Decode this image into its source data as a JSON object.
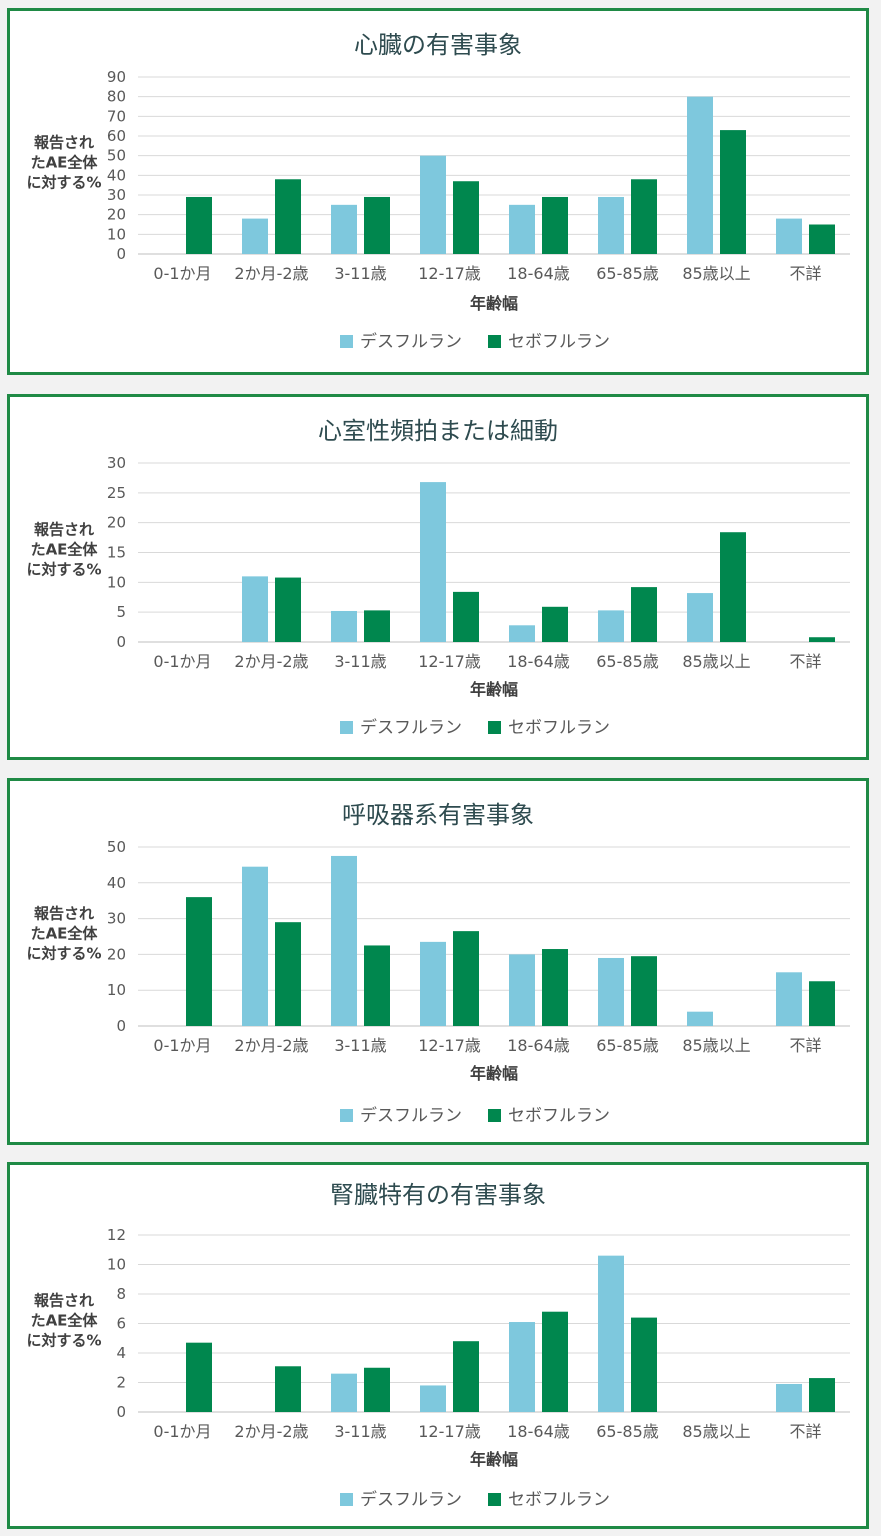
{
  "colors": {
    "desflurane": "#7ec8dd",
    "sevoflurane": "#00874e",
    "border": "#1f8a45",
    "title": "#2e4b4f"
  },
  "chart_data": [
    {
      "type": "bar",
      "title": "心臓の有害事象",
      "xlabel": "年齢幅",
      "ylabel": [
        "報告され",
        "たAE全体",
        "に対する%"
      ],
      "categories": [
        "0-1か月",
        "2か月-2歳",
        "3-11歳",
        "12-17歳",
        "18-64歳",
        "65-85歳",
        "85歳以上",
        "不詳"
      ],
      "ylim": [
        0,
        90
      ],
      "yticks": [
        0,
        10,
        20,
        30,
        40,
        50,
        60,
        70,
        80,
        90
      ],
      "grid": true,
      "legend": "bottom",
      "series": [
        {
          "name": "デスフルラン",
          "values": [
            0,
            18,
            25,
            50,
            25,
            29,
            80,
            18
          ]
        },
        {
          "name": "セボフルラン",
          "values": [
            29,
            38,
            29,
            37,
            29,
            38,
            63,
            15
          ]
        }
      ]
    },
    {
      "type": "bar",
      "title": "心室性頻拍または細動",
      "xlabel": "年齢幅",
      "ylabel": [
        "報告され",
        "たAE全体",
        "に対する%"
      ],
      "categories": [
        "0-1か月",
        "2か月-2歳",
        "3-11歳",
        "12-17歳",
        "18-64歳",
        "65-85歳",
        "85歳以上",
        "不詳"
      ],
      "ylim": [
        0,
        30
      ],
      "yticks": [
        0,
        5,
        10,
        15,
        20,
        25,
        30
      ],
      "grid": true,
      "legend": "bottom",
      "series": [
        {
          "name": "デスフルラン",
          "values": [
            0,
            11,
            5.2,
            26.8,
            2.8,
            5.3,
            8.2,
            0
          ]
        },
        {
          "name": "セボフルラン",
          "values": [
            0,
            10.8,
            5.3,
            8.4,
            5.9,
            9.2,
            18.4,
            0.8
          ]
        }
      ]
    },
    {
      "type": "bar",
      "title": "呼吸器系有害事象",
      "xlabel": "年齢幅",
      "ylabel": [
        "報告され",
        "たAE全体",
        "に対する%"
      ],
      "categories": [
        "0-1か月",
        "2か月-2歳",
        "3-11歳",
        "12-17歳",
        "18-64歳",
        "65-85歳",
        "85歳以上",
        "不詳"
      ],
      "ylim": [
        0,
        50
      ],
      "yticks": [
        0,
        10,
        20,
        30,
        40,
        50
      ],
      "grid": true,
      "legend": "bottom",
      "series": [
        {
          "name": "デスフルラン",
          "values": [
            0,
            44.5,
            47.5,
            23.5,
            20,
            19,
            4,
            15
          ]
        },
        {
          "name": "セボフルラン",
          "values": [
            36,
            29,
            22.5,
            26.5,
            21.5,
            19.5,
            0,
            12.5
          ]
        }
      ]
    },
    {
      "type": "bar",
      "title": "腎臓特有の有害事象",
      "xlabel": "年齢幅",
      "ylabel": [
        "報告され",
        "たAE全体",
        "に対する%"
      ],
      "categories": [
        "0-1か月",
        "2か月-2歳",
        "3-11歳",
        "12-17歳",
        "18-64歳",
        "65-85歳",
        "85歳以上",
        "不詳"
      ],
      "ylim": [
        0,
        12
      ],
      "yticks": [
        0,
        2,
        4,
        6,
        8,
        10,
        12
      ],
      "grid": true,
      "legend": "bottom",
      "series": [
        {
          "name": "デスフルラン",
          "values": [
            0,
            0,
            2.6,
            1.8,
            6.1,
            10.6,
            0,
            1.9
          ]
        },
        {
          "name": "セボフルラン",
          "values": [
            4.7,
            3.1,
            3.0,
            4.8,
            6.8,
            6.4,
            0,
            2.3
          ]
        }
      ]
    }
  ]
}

● Task details
Omit the pictures. Output every record above word for word.

● Worked answer
Decode this image into its source data as a JSON object.
{
  "colors": {
    "desflurane": "#7ec8dd",
    "sevoflurane": "#00874e",
    "border": "#1f8a45",
    "title": "#2e4b4f"
  },
  "chart_data": [
    {
      "type": "bar",
      "title": "心臓の有害事象",
      "xlabel": "年齢幅",
      "ylabel": [
        "報告され",
        "たAE全体",
        "に対する%"
      ],
      "categories": [
        "0-1か月",
        "2か月-2歳",
        "3-11歳",
        "12-17歳",
        "18-64歳",
        "65-85歳",
        "85歳以上",
        "不詳"
      ],
      "ylim": [
        0,
        90
      ],
      "yticks": [
        0,
        10,
        20,
        30,
        40,
        50,
        60,
        70,
        80,
        90
      ],
      "grid": true,
      "legend": "bottom",
      "series": [
        {
          "name": "デスフルラン",
          "values": [
            0,
            18,
            25,
            50,
            25,
            29,
            80,
            18
          ]
        },
        {
          "name": "セボフルラン",
          "values": [
            29,
            38,
            29,
            37,
            29,
            38,
            63,
            15
          ]
        }
      ]
    },
    {
      "type": "bar",
      "title": "心室性頻拍または細動",
      "xlabel": "年齢幅",
      "ylabel": [
        "報告され",
        "たAE全体",
        "に対する%"
      ],
      "categories": [
        "0-1か月",
        "2か月-2歳",
        "3-11歳",
        "12-17歳",
        "18-64歳",
        "65-85歳",
        "85歳以上",
        "不詳"
      ],
      "ylim": [
        0,
        30
      ],
      "yticks": [
        0,
        5,
        10,
        15,
        20,
        25,
        30
      ],
      "grid": true,
      "legend": "bottom",
      "series": [
        {
          "name": "デスフルラン",
          "values": [
            0,
            11,
            5.2,
            26.8,
            2.8,
            5.3,
            8.2,
            0
          ]
        },
        {
          "name": "セボフルラン",
          "values": [
            0,
            10.8,
            5.3,
            8.4,
            5.9,
            9.2,
            18.4,
            0.8
          ]
        }
      ]
    },
    {
      "type": "bar",
      "title": "呼吸器系有害事象",
      "xlabel": "年齢幅",
      "ylabel": [
        "報告され",
        "たAE全体",
        "に対する%"
      ],
      "categories": [
        "0-1か月",
        "2か月-2歳",
        "3-11歳",
        "12-17歳",
        "18-64歳",
        "65-85歳",
        "85歳以上",
        "不詳"
      ],
      "ylim": [
        0,
        50
      ],
      "yticks": [
        0,
        10,
        20,
        30,
        40,
        50
      ],
      "grid": true,
      "legend": "bottom",
      "series": [
        {
          "name": "デスフルラン",
          "values": [
            0,
            44.5,
            47.5,
            23.5,
            20,
            19,
            4,
            15
          ]
        },
        {
          "name": "セボフルラン",
          "values": [
            36,
            29,
            22.5,
            26.5,
            21.5,
            19.5,
            0,
            12.5
          ]
        }
      ]
    },
    {
      "type": "bar",
      "title": "腎臓特有の有害事象",
      "xlabel": "年齢幅",
      "ylabel": [
        "報告され",
        "たAE全体",
        "に対する%"
      ],
      "categories": [
        "0-1か月",
        "2か月-2歳",
        "3-11歳",
        "12-17歳",
        "18-64歳",
        "65-85歳",
        "85歳以上",
        "不詳"
      ],
      "ylim": [
        0,
        12
      ],
      "yticks": [
        0,
        2,
        4,
        6,
        8,
        10,
        12
      ],
      "grid": true,
      "legend": "bottom",
      "series": [
        {
          "name": "デスフルラン",
          "values": [
            0,
            0,
            2.6,
            1.8,
            6.1,
            10.6,
            0,
            1.9
          ]
        },
        {
          "name": "セボフルラン",
          "values": [
            4.7,
            3.1,
            3.0,
            4.8,
            6.8,
            6.4,
            0,
            2.3
          ]
        }
      ]
    }
  ]
}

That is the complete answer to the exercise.